──────── Records for the exercise
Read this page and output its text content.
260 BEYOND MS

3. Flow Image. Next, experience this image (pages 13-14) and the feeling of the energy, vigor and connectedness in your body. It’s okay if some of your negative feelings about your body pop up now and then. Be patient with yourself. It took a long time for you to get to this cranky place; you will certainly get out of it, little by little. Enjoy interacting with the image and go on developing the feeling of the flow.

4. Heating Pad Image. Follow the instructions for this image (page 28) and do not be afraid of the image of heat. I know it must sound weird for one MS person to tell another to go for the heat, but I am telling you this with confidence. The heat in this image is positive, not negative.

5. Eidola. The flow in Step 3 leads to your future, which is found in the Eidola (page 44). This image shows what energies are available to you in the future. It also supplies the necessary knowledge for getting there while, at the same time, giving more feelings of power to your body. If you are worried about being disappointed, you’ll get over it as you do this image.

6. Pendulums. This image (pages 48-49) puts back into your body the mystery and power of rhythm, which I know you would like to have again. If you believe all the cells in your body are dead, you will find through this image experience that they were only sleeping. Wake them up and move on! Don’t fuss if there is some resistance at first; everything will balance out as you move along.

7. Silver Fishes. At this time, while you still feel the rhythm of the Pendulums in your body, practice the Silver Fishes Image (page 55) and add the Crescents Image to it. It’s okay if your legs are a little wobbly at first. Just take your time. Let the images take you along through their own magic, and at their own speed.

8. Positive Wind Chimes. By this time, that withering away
────────────────
Find all the lines with "that" in the data and copy them.

## Result
6. Pendulums. This image (pages 48-49) puts back into your body the mystery and power of rhythm, which I know you would like to have again. If you believe all the cells in your body are dead, you will find through this image experience that they were only sleeping. Wake them up and move on! Don’t fuss if there is some resistance at first; everything will balance out as you move along.
8. Positive Wind Chimes. By this time, that withering away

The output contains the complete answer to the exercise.